◆ EXERCISE: Extract the lines that carry the string "name" from the listing.

Start DATA SHOWN

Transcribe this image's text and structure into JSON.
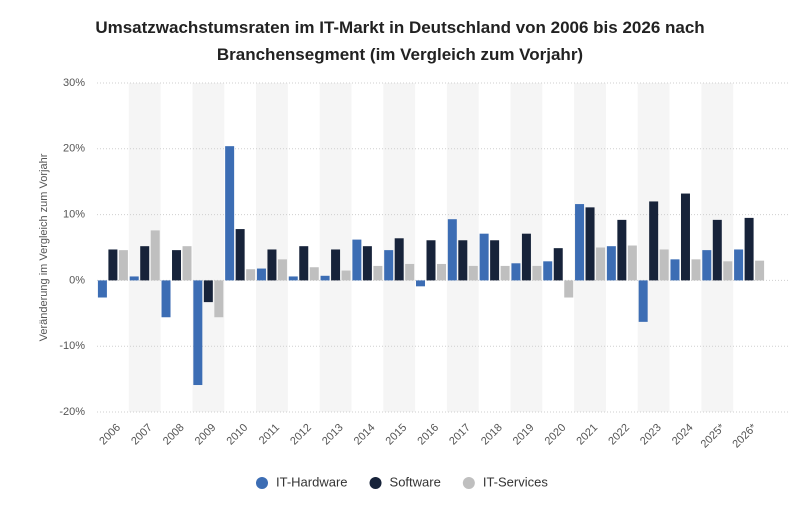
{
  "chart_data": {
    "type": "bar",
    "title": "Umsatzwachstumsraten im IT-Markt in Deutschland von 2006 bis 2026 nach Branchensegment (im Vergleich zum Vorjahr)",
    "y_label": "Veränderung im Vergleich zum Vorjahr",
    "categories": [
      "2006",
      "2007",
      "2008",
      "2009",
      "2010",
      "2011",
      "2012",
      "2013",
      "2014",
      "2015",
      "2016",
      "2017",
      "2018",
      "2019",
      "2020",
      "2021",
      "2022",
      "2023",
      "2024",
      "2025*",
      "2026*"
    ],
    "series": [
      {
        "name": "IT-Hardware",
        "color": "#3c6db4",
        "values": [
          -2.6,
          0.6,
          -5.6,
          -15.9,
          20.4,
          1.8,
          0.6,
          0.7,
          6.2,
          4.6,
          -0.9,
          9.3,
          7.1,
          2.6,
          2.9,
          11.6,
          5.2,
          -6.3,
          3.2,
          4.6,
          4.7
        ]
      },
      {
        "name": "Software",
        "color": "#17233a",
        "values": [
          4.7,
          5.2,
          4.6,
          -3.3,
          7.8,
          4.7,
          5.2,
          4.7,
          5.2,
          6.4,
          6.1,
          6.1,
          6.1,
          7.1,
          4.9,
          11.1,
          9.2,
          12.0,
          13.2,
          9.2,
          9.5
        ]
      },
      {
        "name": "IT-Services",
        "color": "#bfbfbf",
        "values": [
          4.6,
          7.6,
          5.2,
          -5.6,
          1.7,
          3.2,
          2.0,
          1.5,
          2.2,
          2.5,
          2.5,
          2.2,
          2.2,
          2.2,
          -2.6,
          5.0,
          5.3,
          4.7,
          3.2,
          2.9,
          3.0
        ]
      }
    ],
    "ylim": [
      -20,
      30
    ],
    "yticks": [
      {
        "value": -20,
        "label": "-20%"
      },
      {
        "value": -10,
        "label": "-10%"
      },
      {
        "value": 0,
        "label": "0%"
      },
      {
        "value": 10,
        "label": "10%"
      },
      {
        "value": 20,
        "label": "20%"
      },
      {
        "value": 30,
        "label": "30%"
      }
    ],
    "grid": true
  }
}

End DATA SHOWN
Start DATA SHOWN

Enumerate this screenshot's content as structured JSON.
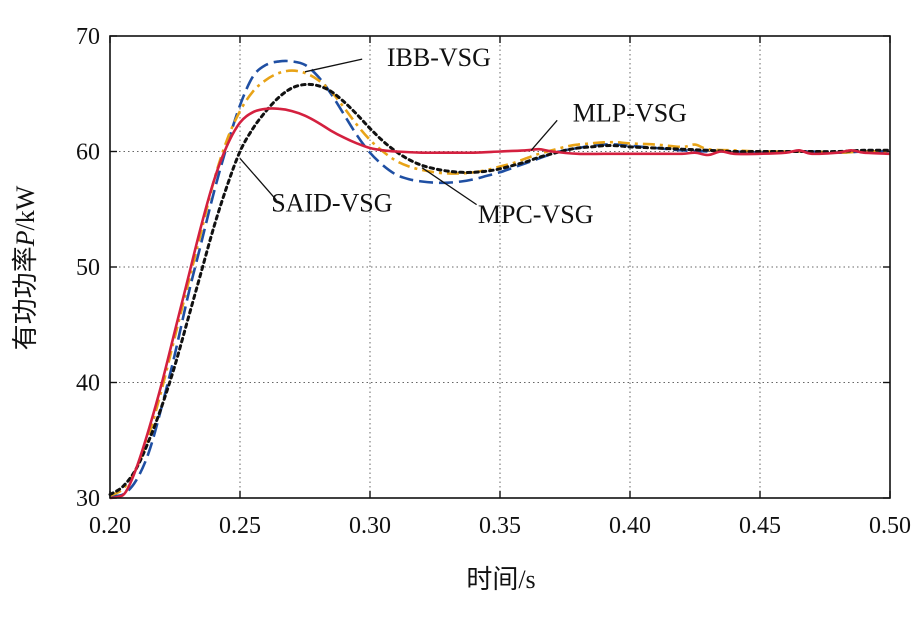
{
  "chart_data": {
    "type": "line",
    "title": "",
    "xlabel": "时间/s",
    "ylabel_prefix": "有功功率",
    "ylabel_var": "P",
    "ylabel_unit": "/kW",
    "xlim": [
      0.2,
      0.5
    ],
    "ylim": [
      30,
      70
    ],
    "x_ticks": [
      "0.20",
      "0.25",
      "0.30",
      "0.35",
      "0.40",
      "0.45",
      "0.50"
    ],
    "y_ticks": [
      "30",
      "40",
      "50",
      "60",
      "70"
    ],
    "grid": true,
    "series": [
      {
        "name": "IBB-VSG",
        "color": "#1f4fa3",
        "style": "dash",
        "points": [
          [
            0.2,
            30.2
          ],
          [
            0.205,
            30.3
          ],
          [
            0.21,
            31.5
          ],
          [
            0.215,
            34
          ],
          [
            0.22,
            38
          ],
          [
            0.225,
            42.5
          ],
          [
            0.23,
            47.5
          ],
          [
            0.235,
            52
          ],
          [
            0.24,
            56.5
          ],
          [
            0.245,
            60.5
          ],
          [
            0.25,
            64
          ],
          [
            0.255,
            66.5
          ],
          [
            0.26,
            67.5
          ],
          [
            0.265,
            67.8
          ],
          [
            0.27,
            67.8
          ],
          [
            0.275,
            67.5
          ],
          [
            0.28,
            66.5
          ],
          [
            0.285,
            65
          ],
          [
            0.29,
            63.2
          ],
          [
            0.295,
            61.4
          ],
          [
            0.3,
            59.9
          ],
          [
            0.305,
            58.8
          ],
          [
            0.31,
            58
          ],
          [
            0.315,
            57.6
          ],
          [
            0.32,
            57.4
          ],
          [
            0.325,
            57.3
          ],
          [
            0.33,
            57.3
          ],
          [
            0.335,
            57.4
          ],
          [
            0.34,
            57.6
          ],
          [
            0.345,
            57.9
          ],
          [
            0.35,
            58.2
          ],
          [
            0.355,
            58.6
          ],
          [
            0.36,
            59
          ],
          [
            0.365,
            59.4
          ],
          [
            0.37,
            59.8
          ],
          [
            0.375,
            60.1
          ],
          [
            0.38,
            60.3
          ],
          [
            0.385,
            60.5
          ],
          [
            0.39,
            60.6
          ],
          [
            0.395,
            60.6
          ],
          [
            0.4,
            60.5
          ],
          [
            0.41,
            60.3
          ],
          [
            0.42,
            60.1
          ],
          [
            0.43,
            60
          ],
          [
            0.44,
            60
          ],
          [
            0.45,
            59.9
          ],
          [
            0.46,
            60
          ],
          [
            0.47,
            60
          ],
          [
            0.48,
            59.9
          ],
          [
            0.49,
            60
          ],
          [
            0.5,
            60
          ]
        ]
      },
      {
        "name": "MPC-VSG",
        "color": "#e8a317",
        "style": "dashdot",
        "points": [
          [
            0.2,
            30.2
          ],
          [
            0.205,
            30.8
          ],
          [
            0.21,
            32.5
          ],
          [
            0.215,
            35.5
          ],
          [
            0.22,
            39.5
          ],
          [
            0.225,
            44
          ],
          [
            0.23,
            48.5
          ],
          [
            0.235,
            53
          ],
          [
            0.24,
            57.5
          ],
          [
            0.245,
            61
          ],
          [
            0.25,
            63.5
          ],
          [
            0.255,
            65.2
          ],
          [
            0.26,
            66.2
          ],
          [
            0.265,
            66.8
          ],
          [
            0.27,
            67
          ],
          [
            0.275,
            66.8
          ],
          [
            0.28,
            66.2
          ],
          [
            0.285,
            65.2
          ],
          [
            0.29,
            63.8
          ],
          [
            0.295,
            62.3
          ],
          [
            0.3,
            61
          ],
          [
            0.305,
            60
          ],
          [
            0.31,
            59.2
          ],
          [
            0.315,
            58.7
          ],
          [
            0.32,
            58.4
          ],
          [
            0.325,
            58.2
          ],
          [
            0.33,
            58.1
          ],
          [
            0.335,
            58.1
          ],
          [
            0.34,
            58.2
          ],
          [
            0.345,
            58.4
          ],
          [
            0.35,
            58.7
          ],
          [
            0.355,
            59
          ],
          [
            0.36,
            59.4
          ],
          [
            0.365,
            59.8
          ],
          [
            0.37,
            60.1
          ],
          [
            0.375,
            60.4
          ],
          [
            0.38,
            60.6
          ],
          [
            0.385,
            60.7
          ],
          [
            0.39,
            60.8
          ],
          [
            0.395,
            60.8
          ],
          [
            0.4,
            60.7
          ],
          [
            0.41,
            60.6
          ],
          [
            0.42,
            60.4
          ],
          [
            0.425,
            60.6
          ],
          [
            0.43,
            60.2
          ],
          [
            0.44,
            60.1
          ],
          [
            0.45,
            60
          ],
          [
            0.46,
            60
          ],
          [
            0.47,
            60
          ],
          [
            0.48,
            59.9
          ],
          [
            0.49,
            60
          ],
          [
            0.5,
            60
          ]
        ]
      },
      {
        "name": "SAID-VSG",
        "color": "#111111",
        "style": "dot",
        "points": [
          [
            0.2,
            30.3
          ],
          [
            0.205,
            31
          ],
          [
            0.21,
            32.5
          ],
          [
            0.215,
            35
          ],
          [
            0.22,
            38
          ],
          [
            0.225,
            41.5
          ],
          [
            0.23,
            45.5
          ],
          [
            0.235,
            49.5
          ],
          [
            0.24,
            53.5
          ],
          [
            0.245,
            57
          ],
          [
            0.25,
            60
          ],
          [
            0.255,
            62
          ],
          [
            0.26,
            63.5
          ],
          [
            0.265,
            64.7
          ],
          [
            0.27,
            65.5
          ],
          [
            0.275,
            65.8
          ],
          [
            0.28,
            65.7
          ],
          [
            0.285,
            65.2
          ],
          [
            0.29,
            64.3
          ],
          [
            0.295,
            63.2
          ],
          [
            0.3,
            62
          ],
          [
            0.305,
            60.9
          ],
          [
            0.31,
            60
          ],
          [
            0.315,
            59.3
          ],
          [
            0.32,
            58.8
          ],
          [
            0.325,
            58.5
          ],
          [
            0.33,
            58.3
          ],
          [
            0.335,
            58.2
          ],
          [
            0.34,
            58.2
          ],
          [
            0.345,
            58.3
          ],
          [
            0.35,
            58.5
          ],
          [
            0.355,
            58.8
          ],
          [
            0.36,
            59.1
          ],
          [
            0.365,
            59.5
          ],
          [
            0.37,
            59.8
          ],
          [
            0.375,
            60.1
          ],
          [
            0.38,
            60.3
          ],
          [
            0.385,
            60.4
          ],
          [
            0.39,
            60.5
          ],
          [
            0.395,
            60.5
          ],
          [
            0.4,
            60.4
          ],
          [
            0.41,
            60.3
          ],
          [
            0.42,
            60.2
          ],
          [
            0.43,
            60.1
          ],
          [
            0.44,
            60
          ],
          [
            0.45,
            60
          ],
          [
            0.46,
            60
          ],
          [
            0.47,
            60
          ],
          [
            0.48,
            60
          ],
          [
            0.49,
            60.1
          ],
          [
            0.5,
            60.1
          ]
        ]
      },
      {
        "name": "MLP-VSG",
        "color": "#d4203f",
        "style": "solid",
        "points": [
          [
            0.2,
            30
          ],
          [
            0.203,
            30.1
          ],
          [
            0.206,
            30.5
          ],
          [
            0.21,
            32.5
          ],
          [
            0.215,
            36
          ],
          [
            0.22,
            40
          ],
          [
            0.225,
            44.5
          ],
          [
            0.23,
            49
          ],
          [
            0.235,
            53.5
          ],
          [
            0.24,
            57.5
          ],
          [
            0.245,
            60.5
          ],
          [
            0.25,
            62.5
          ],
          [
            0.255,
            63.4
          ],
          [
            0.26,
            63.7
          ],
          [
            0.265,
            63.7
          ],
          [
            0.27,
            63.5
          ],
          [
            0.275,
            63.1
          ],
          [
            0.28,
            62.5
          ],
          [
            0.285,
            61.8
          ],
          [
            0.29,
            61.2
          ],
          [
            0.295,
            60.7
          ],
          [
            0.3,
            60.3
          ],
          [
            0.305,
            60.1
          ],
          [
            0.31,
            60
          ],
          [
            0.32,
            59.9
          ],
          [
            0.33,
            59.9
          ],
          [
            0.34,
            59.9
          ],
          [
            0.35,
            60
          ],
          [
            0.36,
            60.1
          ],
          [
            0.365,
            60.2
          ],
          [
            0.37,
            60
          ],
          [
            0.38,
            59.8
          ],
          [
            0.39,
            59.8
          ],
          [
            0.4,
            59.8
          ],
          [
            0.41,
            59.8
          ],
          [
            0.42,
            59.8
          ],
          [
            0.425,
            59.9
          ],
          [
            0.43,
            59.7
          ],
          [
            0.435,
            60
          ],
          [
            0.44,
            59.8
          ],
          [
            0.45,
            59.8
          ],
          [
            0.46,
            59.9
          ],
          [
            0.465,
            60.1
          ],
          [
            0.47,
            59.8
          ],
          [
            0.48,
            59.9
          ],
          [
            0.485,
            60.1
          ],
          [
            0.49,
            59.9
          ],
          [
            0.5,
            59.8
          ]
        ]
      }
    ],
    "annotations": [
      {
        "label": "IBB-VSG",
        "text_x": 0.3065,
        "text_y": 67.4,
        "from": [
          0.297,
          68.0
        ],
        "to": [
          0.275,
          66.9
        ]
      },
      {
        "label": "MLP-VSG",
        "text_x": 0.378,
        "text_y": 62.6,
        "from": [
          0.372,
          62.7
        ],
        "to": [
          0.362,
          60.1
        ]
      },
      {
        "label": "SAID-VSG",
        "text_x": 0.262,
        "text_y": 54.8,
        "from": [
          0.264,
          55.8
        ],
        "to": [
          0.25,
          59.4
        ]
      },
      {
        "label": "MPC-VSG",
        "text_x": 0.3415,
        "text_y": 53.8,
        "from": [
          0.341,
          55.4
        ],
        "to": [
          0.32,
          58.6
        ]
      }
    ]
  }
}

End DATA SHOWN
Start DATA SHOWN

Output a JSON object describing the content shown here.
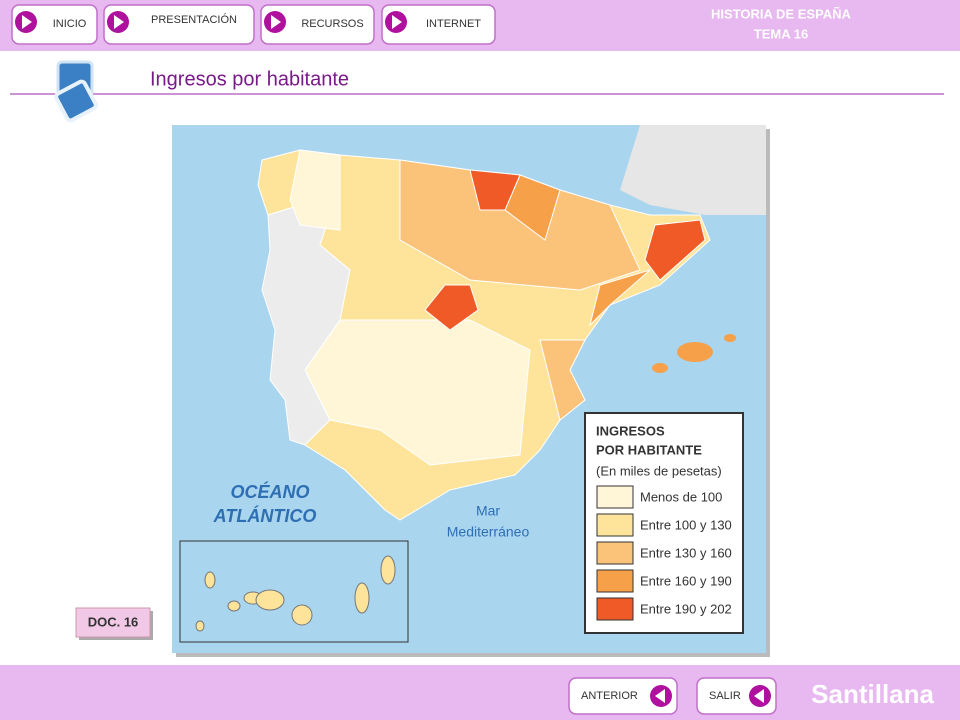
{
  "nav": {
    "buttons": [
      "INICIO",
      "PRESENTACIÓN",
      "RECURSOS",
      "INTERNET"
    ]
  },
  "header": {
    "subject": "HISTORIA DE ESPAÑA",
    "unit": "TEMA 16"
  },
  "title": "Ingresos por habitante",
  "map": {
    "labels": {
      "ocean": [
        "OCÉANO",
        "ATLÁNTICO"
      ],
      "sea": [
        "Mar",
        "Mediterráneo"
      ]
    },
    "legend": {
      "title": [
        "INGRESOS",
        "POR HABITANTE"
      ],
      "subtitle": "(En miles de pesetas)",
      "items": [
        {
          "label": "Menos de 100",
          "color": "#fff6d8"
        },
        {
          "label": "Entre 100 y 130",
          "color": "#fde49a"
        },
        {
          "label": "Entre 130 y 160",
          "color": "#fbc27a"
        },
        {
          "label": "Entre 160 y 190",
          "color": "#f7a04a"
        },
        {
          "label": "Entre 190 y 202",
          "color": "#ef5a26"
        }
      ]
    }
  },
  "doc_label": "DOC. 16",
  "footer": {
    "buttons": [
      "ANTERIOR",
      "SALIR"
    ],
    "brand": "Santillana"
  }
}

End DATA SHOWN

◆ RESPONSE:
        "name": "IT-Hardware",
        "name": "Software",
        "name": "IT-Services",
        "name": "IBB-VSG",
        "name": "MPC-VSG",
        "name": "SAID-VSG",
        "name": "MLP-VSG",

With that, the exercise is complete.